Friendships and playing in groups

Discussion in 'Childhood and Beyond (4+)' started by Loranda, Sep 11, 2016.

  1. Loranda

    Loranda Member

    I'm hoping someone has some advice for me regarding my 6 year old daughters' social lives.

    At school they have a small group of friends that all play together. One of my twins, C, is really outgoing and shines in group settings, she feels like she belongs with the group. She does however, tend to favor her friends over her sister L in subtle ways, and won't check in on L if she's upset. L is outgoing as well, but does better in 1-1 relationships.

    L follows the group around and plays well sometimes, but other times finds herself feeling left out, not understanding how to play with the group, or feeling lonely and sitting out on her own. I think there's an implicit pressure on L to play well in a group like C does, or play with C and follow here wherever she goes because at home they are best friends. L really does like the group of girls and wants to be friends with them.

    I'm not sure how to help them navigate this situation. L ends up in tears almost daily when they are with their friends. I try to encourage C to look out for her sister, and then I try to encourage L to maybe find another friend, someone who's playing by themselves. I just think she'd do so much better with a one-on-one friendship. L really does like the girls from their little group though, and struggles because she thinks C takes over a bit, and L doesn't feel the opportunities to connect with the girls she likes.

────────────────────────────────────────

[Given task 1]
For the forum post above, state whether each statement agrees with it: (a) The twins are six years old. (b) C checks in on L when L is upset. (c) L dislikes the group of girls. Answer yes or no for each, quoting the deciding words of the post.
[Given task 2]
Repeat the forum post word for word from "L follows the" to "friends with them.".

────────────────────────────────────────

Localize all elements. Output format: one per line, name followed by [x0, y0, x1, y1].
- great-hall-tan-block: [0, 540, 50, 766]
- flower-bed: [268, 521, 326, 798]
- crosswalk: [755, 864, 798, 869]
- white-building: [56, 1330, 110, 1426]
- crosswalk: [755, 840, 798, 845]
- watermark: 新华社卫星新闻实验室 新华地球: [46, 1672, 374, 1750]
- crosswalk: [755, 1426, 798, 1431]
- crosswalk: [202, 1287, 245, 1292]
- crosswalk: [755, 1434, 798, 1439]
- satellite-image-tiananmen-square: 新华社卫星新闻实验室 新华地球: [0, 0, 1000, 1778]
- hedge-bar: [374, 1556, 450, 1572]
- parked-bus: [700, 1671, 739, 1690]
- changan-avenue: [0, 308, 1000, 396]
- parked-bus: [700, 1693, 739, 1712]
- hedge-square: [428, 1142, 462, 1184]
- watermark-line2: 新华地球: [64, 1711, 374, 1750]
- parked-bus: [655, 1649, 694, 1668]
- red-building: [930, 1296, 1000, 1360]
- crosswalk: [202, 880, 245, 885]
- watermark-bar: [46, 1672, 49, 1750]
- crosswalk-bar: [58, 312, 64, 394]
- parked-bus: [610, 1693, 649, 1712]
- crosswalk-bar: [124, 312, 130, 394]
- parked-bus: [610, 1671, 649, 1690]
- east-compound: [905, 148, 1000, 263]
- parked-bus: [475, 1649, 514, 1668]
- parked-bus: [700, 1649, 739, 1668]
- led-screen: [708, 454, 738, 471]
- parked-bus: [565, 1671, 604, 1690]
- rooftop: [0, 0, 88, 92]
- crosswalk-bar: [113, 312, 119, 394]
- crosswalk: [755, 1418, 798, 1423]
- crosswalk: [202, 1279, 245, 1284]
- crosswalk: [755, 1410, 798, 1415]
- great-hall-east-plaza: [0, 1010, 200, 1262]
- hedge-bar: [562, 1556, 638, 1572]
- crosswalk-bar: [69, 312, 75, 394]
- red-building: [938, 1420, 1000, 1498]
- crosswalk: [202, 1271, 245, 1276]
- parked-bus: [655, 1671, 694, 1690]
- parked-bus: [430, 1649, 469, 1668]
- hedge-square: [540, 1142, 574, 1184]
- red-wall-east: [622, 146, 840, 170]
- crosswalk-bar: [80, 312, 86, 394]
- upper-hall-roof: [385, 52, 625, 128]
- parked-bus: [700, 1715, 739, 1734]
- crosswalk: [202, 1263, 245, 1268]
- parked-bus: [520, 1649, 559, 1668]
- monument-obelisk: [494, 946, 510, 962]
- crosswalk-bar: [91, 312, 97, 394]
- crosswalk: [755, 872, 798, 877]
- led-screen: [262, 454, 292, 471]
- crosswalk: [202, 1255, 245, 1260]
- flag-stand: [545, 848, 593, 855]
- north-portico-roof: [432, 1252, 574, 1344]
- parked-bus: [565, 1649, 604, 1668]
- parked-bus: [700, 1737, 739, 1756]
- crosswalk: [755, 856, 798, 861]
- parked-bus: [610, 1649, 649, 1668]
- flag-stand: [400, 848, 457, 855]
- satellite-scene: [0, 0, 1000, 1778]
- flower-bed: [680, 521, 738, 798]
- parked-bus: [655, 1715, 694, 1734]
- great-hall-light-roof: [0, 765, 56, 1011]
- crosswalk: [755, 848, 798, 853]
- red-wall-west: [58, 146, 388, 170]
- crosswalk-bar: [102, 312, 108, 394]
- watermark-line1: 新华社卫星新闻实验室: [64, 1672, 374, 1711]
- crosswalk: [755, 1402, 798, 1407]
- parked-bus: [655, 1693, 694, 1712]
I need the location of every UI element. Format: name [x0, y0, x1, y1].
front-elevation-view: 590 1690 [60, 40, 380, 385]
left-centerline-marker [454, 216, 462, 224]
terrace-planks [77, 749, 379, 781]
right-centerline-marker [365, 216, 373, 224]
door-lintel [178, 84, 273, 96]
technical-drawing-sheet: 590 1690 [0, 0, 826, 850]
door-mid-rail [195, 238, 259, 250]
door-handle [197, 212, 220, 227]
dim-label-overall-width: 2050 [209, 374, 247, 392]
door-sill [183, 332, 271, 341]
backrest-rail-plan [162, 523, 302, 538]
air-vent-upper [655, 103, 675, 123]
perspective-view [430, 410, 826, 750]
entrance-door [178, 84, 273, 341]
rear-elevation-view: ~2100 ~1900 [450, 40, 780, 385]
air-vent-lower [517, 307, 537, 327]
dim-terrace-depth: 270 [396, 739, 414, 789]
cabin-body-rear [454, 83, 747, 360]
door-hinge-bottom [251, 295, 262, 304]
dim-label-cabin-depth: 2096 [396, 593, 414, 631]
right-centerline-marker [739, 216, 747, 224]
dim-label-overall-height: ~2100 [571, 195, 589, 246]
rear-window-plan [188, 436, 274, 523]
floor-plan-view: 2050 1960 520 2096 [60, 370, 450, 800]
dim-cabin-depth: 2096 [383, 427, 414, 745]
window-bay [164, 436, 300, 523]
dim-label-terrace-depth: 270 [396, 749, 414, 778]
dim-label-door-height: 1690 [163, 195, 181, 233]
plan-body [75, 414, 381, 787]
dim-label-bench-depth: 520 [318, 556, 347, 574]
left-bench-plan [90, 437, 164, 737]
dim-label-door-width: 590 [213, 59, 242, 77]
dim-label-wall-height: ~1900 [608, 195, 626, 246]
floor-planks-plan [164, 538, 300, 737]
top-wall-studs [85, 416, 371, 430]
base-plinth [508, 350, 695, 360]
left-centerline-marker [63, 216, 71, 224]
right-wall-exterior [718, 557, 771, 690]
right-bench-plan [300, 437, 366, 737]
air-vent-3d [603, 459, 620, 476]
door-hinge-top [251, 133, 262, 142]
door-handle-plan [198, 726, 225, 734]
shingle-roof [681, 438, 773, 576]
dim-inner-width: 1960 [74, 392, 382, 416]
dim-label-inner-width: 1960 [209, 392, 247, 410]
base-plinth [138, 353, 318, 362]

────────────────────────────────────────

[Final result 1]
(a) Yes: "my 6 year old daughters' social lives"
(b) No: "won't check in on L if she's upset"
(c) No: "L really does like the group of girls and wants to be friends with them."

[Final result 2]
L follows the group around and plays well sometimes, but other times finds herself feeling left out, not understanding how to play with the group, or feeling lonely and sitting out on her own. I think there's an implicit pressure on L to play well in a group like C does, or play with C and follow here wherever she goes because at home they are best friends. L really does like the group of girls and wants to be friends with them.